═══ Entries provided
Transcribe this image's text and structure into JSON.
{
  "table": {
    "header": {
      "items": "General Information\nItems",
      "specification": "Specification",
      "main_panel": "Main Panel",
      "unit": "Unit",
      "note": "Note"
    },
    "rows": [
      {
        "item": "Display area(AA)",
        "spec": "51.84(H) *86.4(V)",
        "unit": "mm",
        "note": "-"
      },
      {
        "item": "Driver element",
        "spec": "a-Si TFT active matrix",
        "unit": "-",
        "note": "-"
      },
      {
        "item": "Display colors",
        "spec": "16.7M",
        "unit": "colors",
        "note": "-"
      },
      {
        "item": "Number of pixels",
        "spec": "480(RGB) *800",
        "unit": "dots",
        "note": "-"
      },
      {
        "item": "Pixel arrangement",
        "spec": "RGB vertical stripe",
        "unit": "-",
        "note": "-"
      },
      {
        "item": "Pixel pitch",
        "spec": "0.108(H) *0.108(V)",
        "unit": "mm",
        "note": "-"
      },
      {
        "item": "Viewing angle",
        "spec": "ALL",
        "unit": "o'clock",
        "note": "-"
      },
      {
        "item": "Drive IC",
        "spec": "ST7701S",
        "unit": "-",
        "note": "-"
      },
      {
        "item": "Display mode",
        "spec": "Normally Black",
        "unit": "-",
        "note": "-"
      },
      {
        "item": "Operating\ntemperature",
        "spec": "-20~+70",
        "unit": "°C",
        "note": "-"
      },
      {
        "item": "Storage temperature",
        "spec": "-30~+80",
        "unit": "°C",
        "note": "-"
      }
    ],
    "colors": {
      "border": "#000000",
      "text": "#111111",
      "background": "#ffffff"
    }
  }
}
══════
Exercise:
Locate the word "Display" in the entries, and copy every line where it is found.

Answer to this problem:
        "item": "Display area(AA)",
        "item": "Display colors",
        "item": "Display mode",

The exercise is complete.